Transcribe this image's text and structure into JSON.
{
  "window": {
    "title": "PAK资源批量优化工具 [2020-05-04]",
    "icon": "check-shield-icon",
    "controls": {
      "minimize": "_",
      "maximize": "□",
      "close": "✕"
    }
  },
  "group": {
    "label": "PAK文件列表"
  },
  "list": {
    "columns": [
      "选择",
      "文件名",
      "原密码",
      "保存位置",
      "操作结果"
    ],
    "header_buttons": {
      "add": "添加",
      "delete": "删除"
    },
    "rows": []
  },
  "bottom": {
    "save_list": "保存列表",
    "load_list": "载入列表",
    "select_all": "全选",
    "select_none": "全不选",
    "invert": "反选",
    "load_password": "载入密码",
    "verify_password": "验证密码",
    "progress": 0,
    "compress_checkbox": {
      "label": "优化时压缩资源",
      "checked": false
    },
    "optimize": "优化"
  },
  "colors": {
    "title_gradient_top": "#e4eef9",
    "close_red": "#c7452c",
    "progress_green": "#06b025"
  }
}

- [Exercise task]:
Reproduce the material exactly, with every line intact.

- [Correct result]:
Transcribe this image's text and structure into JSON.
{
  "window": {
    "title": "PAK资源批量优化工具 [2020-05-04]",
    "icon": "check-shield-icon",
    "controls": {
      "minimize": "_",
      "maximize": "□",
      "close": "✕"
    }
  },
  "group": {
    "label": "PAK文件列表"
  },
  "list": {
    "columns": [
      "选择",
      "文件名",
      "原密码",
      "保存位置",
      "操作结果"
    ],
    "header_buttons": {
      "add": "添加",
      "delete": "删除"
    },
    "rows": []
  },
  "bottom": {
    "save_list": "保存列表",
    "load_list": "载入列表",
    "select_all": "全选",
    "select_none": "全不选",
    "invert": "反选",
    "load_password": "载入密码",
    "verify_password": "验证密码",
    "progress": 0,
    "compress_checkbox": {
      "label": "优化时压缩资源",
      "checked": false
    },
    "optimize": "优化"
  },
  "colors": {
    "title_gradient_top": "#e4eef9",
    "close_red": "#c7452c",
    "progress_green": "#06b025"
  }
}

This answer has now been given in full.